RECORD EXCERPTS
────────────────

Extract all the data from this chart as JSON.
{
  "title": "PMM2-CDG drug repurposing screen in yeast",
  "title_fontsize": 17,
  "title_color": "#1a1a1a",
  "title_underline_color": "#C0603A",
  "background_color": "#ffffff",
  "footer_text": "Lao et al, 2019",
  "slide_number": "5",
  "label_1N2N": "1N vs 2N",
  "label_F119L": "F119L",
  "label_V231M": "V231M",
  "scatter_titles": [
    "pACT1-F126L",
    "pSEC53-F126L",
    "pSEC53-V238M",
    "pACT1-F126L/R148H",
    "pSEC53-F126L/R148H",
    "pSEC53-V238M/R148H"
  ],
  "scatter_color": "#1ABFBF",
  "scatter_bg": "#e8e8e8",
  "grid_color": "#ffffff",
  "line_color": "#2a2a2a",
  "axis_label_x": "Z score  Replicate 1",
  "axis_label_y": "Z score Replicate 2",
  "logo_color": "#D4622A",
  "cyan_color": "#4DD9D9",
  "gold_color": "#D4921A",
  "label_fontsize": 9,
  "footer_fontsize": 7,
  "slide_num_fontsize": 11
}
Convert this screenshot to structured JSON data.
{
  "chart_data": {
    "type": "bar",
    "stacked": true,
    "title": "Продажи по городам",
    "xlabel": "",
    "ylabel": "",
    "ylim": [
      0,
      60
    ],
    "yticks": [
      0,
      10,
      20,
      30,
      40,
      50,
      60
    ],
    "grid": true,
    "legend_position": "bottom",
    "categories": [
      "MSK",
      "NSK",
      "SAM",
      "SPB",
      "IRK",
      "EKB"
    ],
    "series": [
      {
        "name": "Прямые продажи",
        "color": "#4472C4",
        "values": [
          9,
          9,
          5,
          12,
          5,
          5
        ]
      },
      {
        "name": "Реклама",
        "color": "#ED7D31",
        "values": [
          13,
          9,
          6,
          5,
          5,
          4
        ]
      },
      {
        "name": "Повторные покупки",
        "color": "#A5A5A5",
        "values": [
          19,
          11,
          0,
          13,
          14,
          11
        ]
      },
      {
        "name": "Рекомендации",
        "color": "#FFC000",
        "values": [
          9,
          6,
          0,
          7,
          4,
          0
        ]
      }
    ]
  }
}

────────────────

SET EXERCISE
Locate the word "this" in the records and collect each line it appears in.

EXERCISE RESULT
Extract all the data from this chart as JSON.
Convert this screenshot to structured JSON data.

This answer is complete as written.